**REQUIRED TASK:** Render the lines from the one holding "pie-slice-review-site[interactable]: [121, 79, 249, 211]" through the one holding "legend-label-review-site: 口コミ・比較サイト: [445, 235, 554, 249]", inclusive, as a Markdown table with the columns Row and Line, leaving out any blank lines.

[Stored items from a collection]
* * * * *
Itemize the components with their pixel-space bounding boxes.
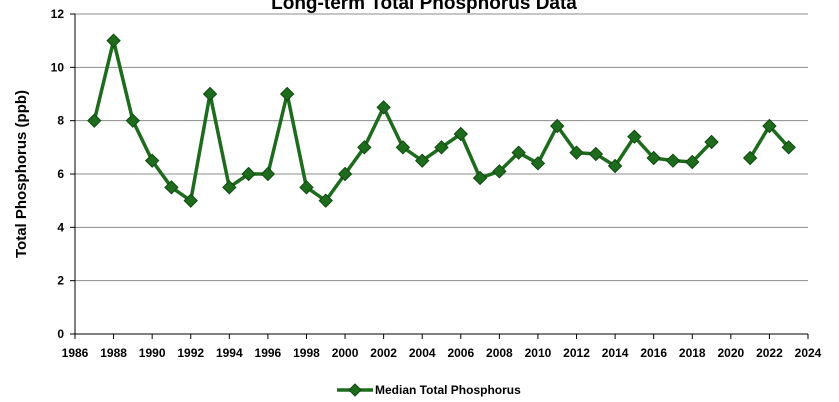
x-tick-label: 2000 bbox=[332, 346, 359, 360]
legend-label: Median Total Phosphorus bbox=[375, 383, 521, 397]
x-axis-ticks: 1986 1988 1990 1992 1994 1996 1998 2000 2002 2004… bbox=[62, 334, 822, 360]
data-point-marker bbox=[299, 180, 314, 195]
series-markers bbox=[87, 33, 796, 208]
y-tick-label: 12 bbox=[51, 7, 65, 21]
x-tick-label: 2024 bbox=[795, 346, 822, 360]
y-tick-label: 8 bbox=[57, 114, 64, 128]
data-point-marker bbox=[530, 156, 546, 171]
data-point-marker bbox=[434, 140, 449, 155]
data-point-marker bbox=[685, 154, 700, 170]
x-tick-label: 2014 bbox=[602, 346, 629, 360]
x-tick-label: 1988 bbox=[100, 346, 127, 360]
data-point-marker bbox=[125, 113, 141, 128]
legend-diamond-marker bbox=[348, 383, 362, 397]
data-point-marker bbox=[453, 126, 468, 142]
data-point-marker bbox=[395, 140, 411, 155]
x-tick-label: 2010 bbox=[525, 346, 552, 360]
data-point-marker bbox=[607, 158, 623, 174]
data-point-marker bbox=[260, 166, 276, 182]
data-point-marker bbox=[550, 118, 565, 134]
data-point-marker bbox=[665, 153, 681, 168]
data-point-marker bbox=[376, 100, 391, 115]
data-point-marker bbox=[357, 140, 372, 155]
data-point-marker bbox=[762, 118, 777, 134]
x-tick-label: 1996 bbox=[255, 346, 282, 360]
x-tick-label: 2004 bbox=[409, 346, 436, 360]
data-point-marker bbox=[279, 86, 295, 102]
data-point-marker bbox=[106, 33, 121, 48]
x-tick-label: 1992 bbox=[177, 346, 204, 360]
x-tick-label: 1994 bbox=[216, 346, 243, 360]
y-tick-label: 0 bbox=[57, 327, 64, 341]
data-point-marker bbox=[492, 164, 507, 179]
data-point-marker bbox=[183, 193, 198, 208]
y-axis-ticks: 0 2 4 6 8 10 12 bbox=[51, 7, 75, 341]
legend: Median Total Phosphorus bbox=[337, 383, 521, 397]
y-tick-label: 4 bbox=[57, 220, 64, 234]
data-point-marker bbox=[742, 150, 758, 166]
x-tick-label: 1986 bbox=[62, 346, 89, 360]
x-tick-label: 2006 bbox=[447, 346, 474, 360]
data-point-marker bbox=[144, 153, 160, 168]
y-tick-label: 6 bbox=[57, 167, 64, 181]
x-tick-label: 2012 bbox=[563, 346, 590, 360]
x-tick-label: 2016 bbox=[640, 346, 667, 360]
x-tick-label: 2022 bbox=[756, 346, 783, 360]
data-point-marker bbox=[569, 145, 584, 160]
x-tick-label: 2002 bbox=[370, 346, 397, 360]
x-tick-label: 1998 bbox=[293, 346, 320, 360]
data-point-marker bbox=[646, 150, 661, 166]
data-point-marker bbox=[318, 193, 333, 208]
x-tick-label: 2020 bbox=[717, 346, 744, 360]
data-point-marker bbox=[472, 170, 488, 186]
data-point-marker bbox=[511, 145, 526, 160]
y-tick-label: 2 bbox=[57, 274, 64, 288]
x-tick-label: 2018 bbox=[679, 346, 706, 360]
data-point-marker bbox=[781, 140, 796, 155]
x-tick-label: 1990 bbox=[139, 346, 166, 360]
data-point-marker bbox=[704, 134, 719, 150]
data-point-marker bbox=[337, 166, 353, 182]
data-point-marker bbox=[164, 180, 179, 195]
data-point-marker bbox=[588, 146, 604, 162]
data-point-marker bbox=[222, 180, 237, 195]
data-point-marker bbox=[627, 129, 642, 144]
y-tick-label: 10 bbox=[51, 60, 65, 74]
chart-title: Long-term Total Phosphorus Data bbox=[271, 0, 577, 14]
y-axis-title: Total Phosphorus (ppb) bbox=[13, 90, 30, 258]
data-point-marker bbox=[87, 113, 102, 128]
data-point-marker bbox=[241, 166, 256, 182]
data-point-marker bbox=[202, 86, 218, 102]
x-tick-label: 2008 bbox=[486, 346, 513, 360]
data-point-marker bbox=[415, 153, 430, 168]
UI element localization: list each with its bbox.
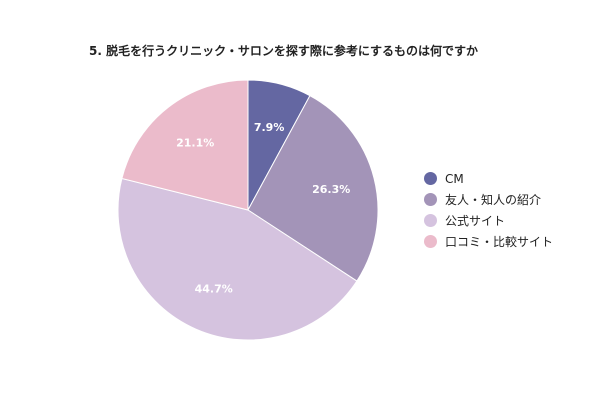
pie-slice-review-site[interactable]: [121, 79, 249, 211]
data-label-cm: 7.9%: [254, 121, 285, 134]
data-label-review-site: 21.1%: [176, 136, 214, 149]
legend-label-official-site: 公式サイト: [445, 214, 506, 228]
pie-slice-referral[interactable]: [247, 95, 379, 282]
pie-slice-labels: 7.9% 26.3% 44.7% 21.1%: [176, 121, 350, 296]
legend-label-review-site: 口コミ・比較サイト: [445, 235, 554, 249]
legend: CM 友人・知人の紹介 公式サイト 口コミ・比較サイト: [424, 168, 553, 252]
legend-label-referral: 友人・知人の紹介: [445, 193, 542, 207]
legend-swatch-referral: [424, 193, 437, 206]
legend-label-cm: CM: [445, 171, 464, 186]
data-label-official-site: 44.7%: [195, 283, 233, 296]
legend-swatch-official-site: [424, 214, 437, 227]
legend-item-cm[interactable]: CM: [424, 168, 553, 189]
pie-slice-official-site[interactable]: [117, 177, 358, 341]
legend-item-review-site[interactable]: 口コミ・比較サイト: [424, 231, 553, 252]
legend-item-referral[interactable]: 友人・知人の紹介: [424, 189, 553, 210]
legend-swatch-cm: [424, 172, 437, 185]
pie-slices: [117, 79, 379, 341]
data-label-referral: 26.3%: [312, 183, 350, 196]
chart-title: 5. 脱毛を行うクリニック・サロンを探す際に参考にするものは何ですか: [89, 44, 478, 58]
legend-item-official-site[interactable]: 公式サイト: [424, 210, 553, 231]
legend-swatch-review-site: [424, 235, 437, 248]
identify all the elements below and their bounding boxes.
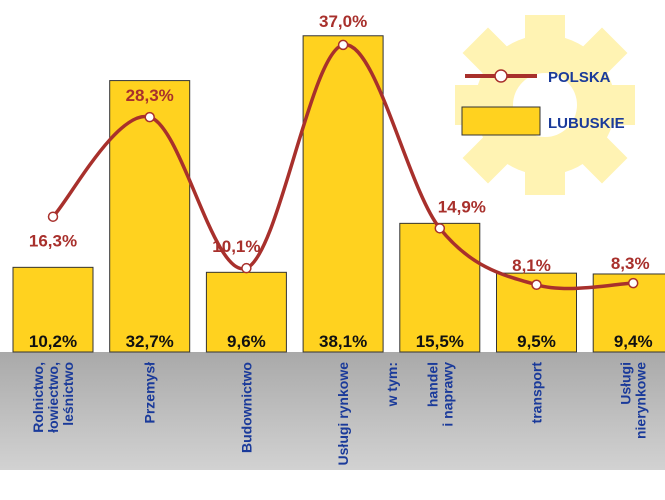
x-tick-label: i naprawy — [439, 362, 455, 427]
legend-swatch — [495, 70, 507, 82]
line-value-label: 16,3% — [29, 232, 77, 251]
line-value-label: 8,3% — [611, 254, 650, 273]
bar-value-label: 10,2% — [29, 332, 77, 351]
legend-label: POLSKA — [548, 69, 611, 86]
label-band — [0, 352, 665, 470]
bar-value-label: 38,1% — [319, 332, 367, 351]
x-tick-label: łowiectwo, — [45, 362, 61, 433]
bar-value-label: 32,7% — [126, 332, 174, 351]
line-marker — [49, 212, 58, 221]
line-value-label: 37,0% — [319, 12, 367, 31]
x-tick-label: transport — [529, 362, 545, 424]
line-marker — [145, 113, 154, 122]
x-tick-label: Budownictwo — [238, 362, 254, 453]
line-marker — [242, 264, 251, 273]
bar-value-label: 15,5% — [416, 332, 464, 351]
line-marker — [435, 224, 444, 233]
gear-icon — [455, 15, 635, 195]
legend-swatch — [462, 107, 540, 135]
bar-value-label: 9,5% — [517, 332, 556, 351]
chart: 10,2% 32,7% 9,6% 38,1% 15,5% 9,5% 9,4% 16,3% 28,… — [0, 0, 665, 500]
bar-value-label: 9,4% — [614, 332, 653, 351]
x-tick-label: Przemysł — [142, 362, 158, 424]
line-value-label: 14,9% — [438, 197, 486, 216]
x-tick-label: leśnictwo — [60, 362, 76, 426]
bar — [303, 36, 383, 352]
line-marker — [629, 279, 638, 288]
x-tick-label: handel — [424, 362, 440, 407]
x-tick-label: Usługi rynkowe — [335, 362, 351, 466]
x-tick-label: Rolnictwo, — [30, 362, 46, 433]
bar-value-label: 9,6% — [227, 332, 266, 351]
legend-label: LUBUSKIE — [548, 115, 625, 132]
subgroup-note: w tym: — [384, 362, 400, 407]
line-value-label: 10,1% — [212, 237, 260, 256]
x-tick-label: Usługi — [618, 362, 634, 405]
line-value-label: 28,3% — [126, 86, 174, 105]
line-marker — [339, 40, 348, 49]
x-tick-label: nierynkowe — [633, 362, 649, 439]
line-value-label: 8,1% — [512, 256, 551, 275]
line-marker — [532, 280, 541, 289]
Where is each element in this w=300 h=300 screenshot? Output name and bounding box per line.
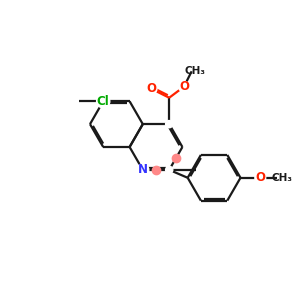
Circle shape [146, 83, 157, 94]
Text: O: O [255, 171, 265, 184]
Circle shape [166, 166, 173, 173]
Circle shape [255, 172, 266, 183]
Circle shape [178, 81, 189, 92]
Text: Cl: Cl [97, 95, 110, 108]
Text: O: O [146, 82, 157, 95]
Circle shape [137, 164, 149, 176]
Circle shape [166, 121, 173, 128]
Circle shape [97, 95, 110, 108]
Text: O: O [179, 80, 189, 93]
Text: N: N [138, 164, 148, 176]
Text: CH₃: CH₃ [185, 66, 206, 76]
Text: CH₃: CH₃ [272, 173, 292, 183]
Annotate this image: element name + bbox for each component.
* * * * *
**WRITTEN SOLUTION:**
| Row | Line |
|---|---|
| 1 | pie-slice-review-site[interactable]: [121, 79, 249, 211] |
| 2 | data-label-cm: 7.9%: [254, 121, 285, 134] |
| 3 | data-label-review-site: 21.1%: [176, 136, 214, 149] |
| 4 | legend-label-official-site: 公式サイト: [445, 214, 506, 228] |
| 5 | pie-slice-referral[interactable]: [247, 95, 379, 282] |
| 6 | pie-slice-labels: 7.9% 26.3% 44.7% 21.1%: [176, 121, 350, 296] |
| 7 | legend-label-review-site: 口コミ・比較サイト: [445, 235, 554, 249] |